▶ [Instructions for the task]: Pick out each line below containing "mmHg".

(Rows from a dataset)
-=-=-=-=-
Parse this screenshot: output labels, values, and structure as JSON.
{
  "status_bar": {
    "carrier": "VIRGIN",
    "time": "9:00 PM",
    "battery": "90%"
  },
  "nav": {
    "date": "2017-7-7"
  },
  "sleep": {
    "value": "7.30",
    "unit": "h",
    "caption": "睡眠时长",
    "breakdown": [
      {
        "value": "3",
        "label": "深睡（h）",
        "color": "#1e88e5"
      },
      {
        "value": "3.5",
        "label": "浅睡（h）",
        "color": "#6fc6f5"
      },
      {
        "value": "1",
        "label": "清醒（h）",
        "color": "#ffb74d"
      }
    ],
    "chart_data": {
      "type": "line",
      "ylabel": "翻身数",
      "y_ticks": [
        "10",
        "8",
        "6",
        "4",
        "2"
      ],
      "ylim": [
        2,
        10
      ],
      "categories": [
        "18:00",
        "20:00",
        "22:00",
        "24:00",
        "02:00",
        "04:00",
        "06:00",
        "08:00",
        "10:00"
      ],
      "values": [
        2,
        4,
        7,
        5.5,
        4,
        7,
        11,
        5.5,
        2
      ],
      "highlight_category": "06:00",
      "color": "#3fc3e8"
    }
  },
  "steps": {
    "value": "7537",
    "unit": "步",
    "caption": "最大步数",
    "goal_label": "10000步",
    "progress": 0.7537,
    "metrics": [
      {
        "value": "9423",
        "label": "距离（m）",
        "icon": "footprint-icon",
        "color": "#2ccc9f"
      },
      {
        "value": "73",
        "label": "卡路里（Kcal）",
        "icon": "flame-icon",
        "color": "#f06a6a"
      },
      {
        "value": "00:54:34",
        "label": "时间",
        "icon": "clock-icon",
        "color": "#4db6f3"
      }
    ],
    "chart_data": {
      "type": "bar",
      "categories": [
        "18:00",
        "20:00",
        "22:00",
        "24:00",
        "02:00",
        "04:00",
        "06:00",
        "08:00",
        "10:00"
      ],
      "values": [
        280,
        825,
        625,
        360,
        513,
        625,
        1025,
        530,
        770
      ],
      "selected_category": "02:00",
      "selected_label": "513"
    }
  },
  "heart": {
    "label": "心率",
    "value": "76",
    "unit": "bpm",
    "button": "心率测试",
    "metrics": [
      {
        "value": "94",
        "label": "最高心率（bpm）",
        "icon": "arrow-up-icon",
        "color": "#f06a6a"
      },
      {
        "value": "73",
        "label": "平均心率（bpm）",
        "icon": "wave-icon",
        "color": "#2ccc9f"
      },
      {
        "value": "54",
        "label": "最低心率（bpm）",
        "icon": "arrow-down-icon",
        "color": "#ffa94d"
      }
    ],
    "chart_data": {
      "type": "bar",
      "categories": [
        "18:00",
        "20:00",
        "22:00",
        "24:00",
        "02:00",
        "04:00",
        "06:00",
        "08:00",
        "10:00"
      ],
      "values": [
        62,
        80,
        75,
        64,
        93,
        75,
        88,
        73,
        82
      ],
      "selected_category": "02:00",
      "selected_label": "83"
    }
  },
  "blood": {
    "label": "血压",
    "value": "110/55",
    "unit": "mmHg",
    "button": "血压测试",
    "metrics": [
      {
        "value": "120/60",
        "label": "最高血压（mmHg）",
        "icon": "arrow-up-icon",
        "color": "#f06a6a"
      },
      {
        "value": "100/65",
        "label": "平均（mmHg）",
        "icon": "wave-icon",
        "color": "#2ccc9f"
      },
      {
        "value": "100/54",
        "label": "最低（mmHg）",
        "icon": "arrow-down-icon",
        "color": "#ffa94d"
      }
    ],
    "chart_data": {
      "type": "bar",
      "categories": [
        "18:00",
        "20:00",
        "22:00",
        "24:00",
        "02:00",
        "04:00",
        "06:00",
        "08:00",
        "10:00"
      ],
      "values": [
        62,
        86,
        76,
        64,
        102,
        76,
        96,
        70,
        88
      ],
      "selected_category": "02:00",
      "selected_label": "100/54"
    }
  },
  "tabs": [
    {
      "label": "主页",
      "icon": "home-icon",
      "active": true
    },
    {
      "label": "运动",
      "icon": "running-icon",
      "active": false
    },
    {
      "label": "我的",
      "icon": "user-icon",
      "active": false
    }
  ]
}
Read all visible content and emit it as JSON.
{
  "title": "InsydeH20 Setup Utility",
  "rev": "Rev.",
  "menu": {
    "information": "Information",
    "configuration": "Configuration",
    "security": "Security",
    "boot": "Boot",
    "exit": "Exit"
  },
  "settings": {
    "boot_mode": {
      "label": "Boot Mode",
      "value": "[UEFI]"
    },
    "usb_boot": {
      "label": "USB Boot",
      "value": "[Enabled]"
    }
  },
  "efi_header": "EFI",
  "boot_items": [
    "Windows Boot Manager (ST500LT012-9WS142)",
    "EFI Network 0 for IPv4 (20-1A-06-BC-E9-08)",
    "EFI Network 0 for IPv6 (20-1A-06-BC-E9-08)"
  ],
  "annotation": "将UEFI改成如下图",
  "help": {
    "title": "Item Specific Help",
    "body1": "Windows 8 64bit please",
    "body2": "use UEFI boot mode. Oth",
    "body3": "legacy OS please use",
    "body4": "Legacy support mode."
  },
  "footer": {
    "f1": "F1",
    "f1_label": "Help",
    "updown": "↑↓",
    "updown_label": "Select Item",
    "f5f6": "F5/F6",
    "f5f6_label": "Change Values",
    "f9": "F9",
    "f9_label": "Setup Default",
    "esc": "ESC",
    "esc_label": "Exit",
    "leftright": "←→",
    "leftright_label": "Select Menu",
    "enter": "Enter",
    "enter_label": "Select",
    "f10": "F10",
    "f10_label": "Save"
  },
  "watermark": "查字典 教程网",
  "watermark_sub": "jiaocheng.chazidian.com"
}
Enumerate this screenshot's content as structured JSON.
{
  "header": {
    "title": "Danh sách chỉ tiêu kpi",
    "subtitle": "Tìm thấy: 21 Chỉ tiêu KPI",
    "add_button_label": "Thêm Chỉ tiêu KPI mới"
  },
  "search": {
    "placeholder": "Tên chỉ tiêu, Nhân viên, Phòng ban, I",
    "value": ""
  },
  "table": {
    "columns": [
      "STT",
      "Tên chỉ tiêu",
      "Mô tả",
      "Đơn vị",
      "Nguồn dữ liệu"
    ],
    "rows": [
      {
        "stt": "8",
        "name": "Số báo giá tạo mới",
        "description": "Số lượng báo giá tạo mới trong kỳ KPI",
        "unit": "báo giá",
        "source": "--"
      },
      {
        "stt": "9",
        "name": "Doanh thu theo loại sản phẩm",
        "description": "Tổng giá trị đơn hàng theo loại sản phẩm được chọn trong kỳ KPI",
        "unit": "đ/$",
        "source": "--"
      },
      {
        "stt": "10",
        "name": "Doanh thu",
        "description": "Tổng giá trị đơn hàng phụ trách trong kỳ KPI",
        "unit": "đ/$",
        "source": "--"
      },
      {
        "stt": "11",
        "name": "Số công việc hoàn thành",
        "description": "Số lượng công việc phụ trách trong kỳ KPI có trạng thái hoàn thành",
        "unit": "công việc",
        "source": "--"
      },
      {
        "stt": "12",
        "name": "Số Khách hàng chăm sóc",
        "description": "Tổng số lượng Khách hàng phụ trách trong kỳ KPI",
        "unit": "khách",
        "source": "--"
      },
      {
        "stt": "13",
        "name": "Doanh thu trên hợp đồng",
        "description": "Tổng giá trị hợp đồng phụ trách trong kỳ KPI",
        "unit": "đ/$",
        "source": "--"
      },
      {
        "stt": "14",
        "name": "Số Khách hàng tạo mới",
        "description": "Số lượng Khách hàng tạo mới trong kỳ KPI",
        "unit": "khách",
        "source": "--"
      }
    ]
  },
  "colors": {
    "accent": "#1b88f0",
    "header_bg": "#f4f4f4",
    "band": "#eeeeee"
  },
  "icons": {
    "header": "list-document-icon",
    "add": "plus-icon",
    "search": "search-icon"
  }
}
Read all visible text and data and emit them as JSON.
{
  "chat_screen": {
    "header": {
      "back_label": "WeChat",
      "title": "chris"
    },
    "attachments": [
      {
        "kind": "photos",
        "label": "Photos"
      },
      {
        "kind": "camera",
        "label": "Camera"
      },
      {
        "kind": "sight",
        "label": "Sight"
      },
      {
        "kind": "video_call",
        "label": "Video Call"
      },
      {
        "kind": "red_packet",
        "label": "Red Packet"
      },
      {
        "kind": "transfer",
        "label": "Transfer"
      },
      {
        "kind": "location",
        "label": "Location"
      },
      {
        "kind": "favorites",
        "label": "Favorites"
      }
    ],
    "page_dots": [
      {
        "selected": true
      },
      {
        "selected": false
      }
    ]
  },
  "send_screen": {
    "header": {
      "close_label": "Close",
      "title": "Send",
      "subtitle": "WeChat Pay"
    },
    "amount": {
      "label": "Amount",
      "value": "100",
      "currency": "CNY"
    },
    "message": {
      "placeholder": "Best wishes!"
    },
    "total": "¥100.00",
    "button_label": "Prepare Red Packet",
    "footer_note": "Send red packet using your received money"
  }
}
-=-=-=-=-
▶ [Solution to this task]:
    "unit": "mmHg",
        "label": "最高血压（mmHg）",
        "label": "平均（mmHg）",
        "label": "最低（mmHg）",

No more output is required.